- PAGE:
· · · ·

Single by Vicente Fernández

from the album Para Siempre
- Released: November 12, 2007
- Genre: Mariachi
- Length: 3:17
- Label: Norte
- Songwriter: Joan Sebastian
- Producer: Joan Sebastian

Vicente Fernández singles chronology
| "Estos Celos" (2008) | "La Derrota" (2007) | "Para Siempre" (2008) |

= La Derrota =

"La Derrota" ("The Defeat") is a song written and produced by Mexican singer-songwriter Joan Sebastian and recorded by Mexican performer Vicente Fernández. It was released as the second single from Fernández's 79th studio album Para Siempre.

This single was a successful release, peaking at number seven in the Billboard Hot Latin Songs in United States and reaching the top spot of the charts in Mexico and Colombia.

==Song information==
"La Derrota" is included on the 79th studio album by Vicente Fernández titled Para Siempre and was chosen to be the second single from this album. It debuted at number 29 in the Billboard Latin Regional Mexican Airplay on February 9, 2008, where it peaked at the top of the chart 15 weeks later, and went on to spend 29 weeks in the chart. On the Billboard Hot Latin Songs the single peaked at number 7 and spent 22 weeks within the Top 40. It also peaked at number one in Mexico and Colombia.

· · · ·

- STORED ROWS:
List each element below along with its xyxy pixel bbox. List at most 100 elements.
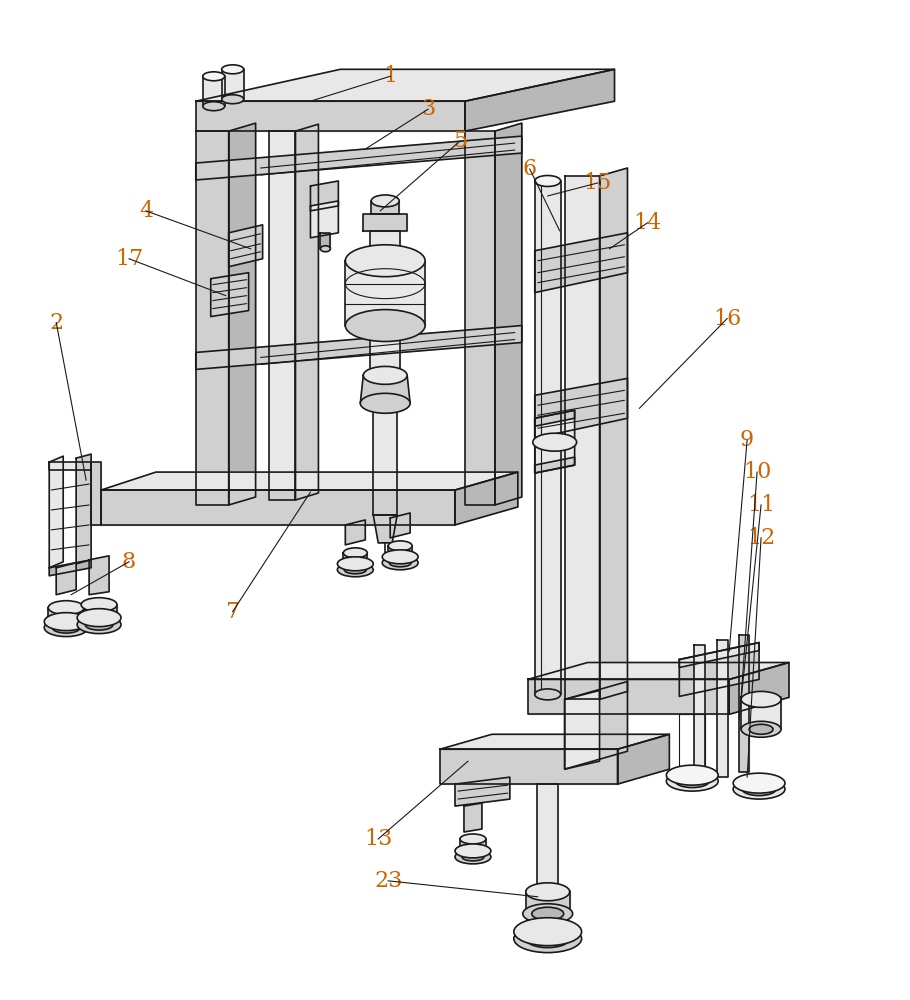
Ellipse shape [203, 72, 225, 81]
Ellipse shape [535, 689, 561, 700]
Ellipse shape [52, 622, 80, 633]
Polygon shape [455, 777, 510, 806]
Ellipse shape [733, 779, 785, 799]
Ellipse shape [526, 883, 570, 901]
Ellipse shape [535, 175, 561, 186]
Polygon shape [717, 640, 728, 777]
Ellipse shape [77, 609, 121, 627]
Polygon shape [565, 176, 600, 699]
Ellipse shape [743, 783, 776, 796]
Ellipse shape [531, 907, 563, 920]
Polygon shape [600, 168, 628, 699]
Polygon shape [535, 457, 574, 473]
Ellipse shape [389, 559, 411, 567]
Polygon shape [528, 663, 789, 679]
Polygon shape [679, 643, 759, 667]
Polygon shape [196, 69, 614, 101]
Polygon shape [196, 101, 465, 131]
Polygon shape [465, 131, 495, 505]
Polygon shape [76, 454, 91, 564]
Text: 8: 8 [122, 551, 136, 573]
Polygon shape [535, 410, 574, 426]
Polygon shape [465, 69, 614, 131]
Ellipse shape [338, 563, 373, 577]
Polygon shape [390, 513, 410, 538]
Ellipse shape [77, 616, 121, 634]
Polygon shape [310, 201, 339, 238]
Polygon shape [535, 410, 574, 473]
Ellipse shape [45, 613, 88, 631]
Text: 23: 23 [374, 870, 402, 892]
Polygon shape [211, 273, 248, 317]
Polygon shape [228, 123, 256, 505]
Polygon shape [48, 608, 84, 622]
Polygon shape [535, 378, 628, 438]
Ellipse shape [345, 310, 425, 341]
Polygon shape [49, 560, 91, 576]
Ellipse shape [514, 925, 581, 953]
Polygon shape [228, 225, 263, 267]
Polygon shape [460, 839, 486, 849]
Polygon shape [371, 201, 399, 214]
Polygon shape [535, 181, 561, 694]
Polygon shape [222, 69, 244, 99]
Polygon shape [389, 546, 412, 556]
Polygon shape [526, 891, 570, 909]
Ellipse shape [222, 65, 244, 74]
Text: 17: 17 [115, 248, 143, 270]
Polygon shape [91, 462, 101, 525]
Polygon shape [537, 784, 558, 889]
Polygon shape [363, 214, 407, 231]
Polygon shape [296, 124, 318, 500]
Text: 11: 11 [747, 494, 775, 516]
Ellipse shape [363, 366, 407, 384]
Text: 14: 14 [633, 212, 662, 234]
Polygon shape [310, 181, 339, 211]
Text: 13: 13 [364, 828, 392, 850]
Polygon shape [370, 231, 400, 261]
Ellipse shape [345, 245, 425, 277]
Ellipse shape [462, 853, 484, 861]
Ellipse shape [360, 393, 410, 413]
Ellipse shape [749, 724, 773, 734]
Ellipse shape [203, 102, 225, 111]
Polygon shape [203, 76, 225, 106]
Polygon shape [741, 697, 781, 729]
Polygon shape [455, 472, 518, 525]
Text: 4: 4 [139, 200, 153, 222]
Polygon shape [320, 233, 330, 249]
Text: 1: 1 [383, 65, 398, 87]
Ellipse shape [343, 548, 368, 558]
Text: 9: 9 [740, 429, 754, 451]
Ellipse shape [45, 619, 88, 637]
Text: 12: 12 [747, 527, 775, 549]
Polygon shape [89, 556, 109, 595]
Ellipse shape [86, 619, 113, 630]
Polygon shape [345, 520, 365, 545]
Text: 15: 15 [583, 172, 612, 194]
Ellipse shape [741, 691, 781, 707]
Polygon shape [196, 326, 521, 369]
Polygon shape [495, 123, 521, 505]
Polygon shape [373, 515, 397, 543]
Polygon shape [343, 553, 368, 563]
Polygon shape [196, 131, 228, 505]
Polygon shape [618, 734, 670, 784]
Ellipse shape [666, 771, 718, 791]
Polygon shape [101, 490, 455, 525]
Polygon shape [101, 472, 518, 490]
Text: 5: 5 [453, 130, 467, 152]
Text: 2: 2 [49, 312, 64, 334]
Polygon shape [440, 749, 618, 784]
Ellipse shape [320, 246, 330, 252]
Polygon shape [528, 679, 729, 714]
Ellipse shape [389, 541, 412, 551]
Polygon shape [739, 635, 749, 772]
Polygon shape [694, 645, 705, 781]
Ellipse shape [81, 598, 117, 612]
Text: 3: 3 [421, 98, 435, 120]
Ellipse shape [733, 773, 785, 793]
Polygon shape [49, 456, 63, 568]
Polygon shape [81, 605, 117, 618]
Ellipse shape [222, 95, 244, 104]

· · · ·

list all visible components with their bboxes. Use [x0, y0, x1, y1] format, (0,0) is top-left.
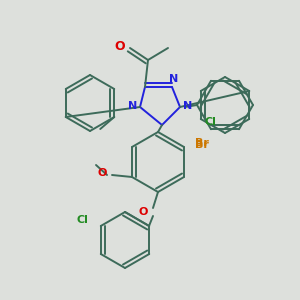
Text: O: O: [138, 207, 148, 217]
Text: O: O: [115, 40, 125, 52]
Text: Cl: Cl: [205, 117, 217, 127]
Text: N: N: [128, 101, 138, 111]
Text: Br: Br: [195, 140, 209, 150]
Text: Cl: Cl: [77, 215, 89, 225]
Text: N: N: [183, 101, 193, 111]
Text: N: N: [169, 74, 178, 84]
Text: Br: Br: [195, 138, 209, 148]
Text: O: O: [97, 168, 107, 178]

· · · ·

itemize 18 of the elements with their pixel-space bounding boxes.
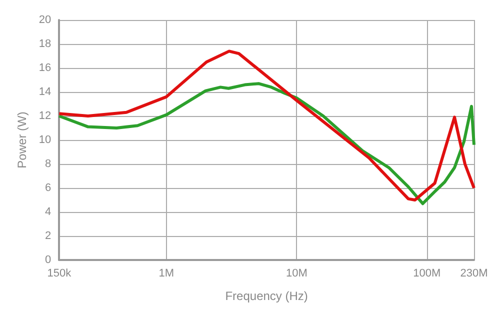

· · · ·

- DESCRIPTION OF THE TASK: Extract the full article about the song "La Derrota" from above, word for word, with nothing left out or altered.

- TASK RESPONSE:
Single by Vicente Fernández

from the album Para Siempre
- Released: November 12, 2007
- Genre: Mariachi
- Length: 3:17
- Label: Norte
- Songwriter: Joan Sebastian
- Producer: Joan Sebastian

Vicente Fernández singles chronology
| "Estos Celos" (2008) | "La Derrota" (2007) | "Para Siempre" (2008) |

= La Derrota =

"La Derrota" ("The Defeat") is a song written and produced by Mexican singer-songwriter Joan Sebastian and recorded by Mexican performer Vicente Fernández. It was released as the second single from Fernández's 79th studio album Para Siempre.

This single was a successful release, peaking at number seven in the Billboard Hot Latin Songs in United States and reaching the top spot of the charts in Mexico and Colombia.

==Song information==
"La Derrota" is included on the 79th studio album by Vicente Fernández titled Para Siempre and was chosen to be the second single from this album. It debuted at number 29 in the Billboard Latin Regional Mexican Airplay on February 9, 2008, where it peaked at the top of the chart 15 weeks later, and went on to spend 29 weeks in the chart. On the Billboard Hot Latin Songs the single peaked at number 7 and spent 22 weeks within the Top 40. It also peaked at number one in Mexico and Colombia.